▶ [Stated task] Could you print all the entries exactly?
━━━ Task data ━━━
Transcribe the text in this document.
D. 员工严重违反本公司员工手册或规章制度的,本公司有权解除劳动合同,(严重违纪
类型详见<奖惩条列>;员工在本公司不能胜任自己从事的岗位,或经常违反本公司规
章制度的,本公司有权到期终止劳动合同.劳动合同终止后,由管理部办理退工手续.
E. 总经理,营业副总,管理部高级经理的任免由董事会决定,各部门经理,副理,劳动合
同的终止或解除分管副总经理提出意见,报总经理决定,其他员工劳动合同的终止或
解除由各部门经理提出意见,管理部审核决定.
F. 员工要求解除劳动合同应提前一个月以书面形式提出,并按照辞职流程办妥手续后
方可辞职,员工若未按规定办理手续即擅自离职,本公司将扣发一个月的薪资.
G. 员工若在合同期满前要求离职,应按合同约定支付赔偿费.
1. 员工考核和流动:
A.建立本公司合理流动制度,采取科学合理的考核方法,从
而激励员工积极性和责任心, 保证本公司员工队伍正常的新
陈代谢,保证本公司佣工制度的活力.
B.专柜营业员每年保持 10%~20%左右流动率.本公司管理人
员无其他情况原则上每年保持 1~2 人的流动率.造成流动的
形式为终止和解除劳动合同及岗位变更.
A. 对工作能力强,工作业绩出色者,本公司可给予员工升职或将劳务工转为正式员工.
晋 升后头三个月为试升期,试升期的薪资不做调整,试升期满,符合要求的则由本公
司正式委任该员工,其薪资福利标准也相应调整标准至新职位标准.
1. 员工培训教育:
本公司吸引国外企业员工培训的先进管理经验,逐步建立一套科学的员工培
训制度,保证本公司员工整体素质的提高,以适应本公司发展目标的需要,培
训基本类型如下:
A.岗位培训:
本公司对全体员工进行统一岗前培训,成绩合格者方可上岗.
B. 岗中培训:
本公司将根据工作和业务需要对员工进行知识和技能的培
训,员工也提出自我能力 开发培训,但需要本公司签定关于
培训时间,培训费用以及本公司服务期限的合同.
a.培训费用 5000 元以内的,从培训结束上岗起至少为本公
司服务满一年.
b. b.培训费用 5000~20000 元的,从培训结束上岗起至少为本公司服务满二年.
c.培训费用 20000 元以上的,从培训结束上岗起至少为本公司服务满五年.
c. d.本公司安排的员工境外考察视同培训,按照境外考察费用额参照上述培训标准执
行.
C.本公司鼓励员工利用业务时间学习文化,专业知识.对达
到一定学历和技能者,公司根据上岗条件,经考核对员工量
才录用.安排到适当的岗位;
━━━
▶ [Response]
Transcribe the text in this document.
D. 员工严重违反本公司员工手册或规章制度的,本公司有权解除劳动合同,(严重违纪
类型详见<奖惩条列>;员工在本公司不能胜任自己从事的岗位,或经常违反本公司规
章制度的,本公司有权到期终止劳动合同.劳动合同终止后,由管理部办理退工手续.
E. 总经理,营业副总,管理部高级经理的任免由董事会决定,各部门经理,副理,劳动合
同的终止或解除分管副总经理提出意见,报总经理决定,其他员工劳动合同的终止或
解除由各部门经理提出意见,管理部审核决定.
F. 员工要求解除劳动合同应提前一个月以书面形式提出,并按照辞职流程办妥手续后
方可辞职,员工若未按规定办理手续即擅自离职,本公司将扣发一个月的薪资.
G. 员工若在合同期满前要求离职,应按合同约定支付赔偿费.
1. 员工考核和流动:
A.建立本公司合理流动制度,采取科学合理的考核方法,从
而激励员工积极性和责任心, 保证本公司员工队伍正常的新
陈代谢,保证本公司佣工制度的活力.
B.专柜营业员每年保持 10%~20%左右流动率.本公司管理人
员无其他情况原则上每年保持 1~2 人的流动率.造成流动的
形式为终止和解除劳动合同及岗位变更.
A. 对工作能力强,工作业绩出色者,本公司可给予员工升职或将劳务工转为正式员工.
晋 升后头三个月为试升期,试升期的薪资不做调整,试升期满,符合要求的则由本公
司正式委任该员工,其薪资福利标准也相应调整标准至新职位标准.
1. 员工培训教育:
本公司吸引国外企业员工培训的先进管理经验,逐步建立一套科学的员工培
训制度,保证本公司员工整体素质的提高,以适应本公司发展目标的需要,培
训基本类型如下:
A.岗位培训:
本公司对全体员工进行统一岗前培训,成绩合格者方可上岗.
B. 岗中培训:
本公司将根据工作和业务需要对员工进行知识和技能的培
训,员工也提出自我能力 开发培训,但需要本公司签定关于
培训时间,培训费用以及本公司服务期限的合同.
a.培训费用 5000 元以内的,从培训结束上岗起至少为本公
司服务满一年.
b. b.培训费用 5000~20000 元的,从培训结束上岗起至少为本公司服务满二年.
c.培训费用 20000 元以上的,从培训结束上岗起至少为本公司服务满五年.
c. d.本公司安排的员工境外考察视同培训,按照境外考察费用额参照上述培训标准执
行.
C.本公司鼓励员工利用业务时间学习文化,专业知识.对达
到一定学历和技能者,公司根据上岗条件,经考核对员工量
才录用.安排到适当的岗位;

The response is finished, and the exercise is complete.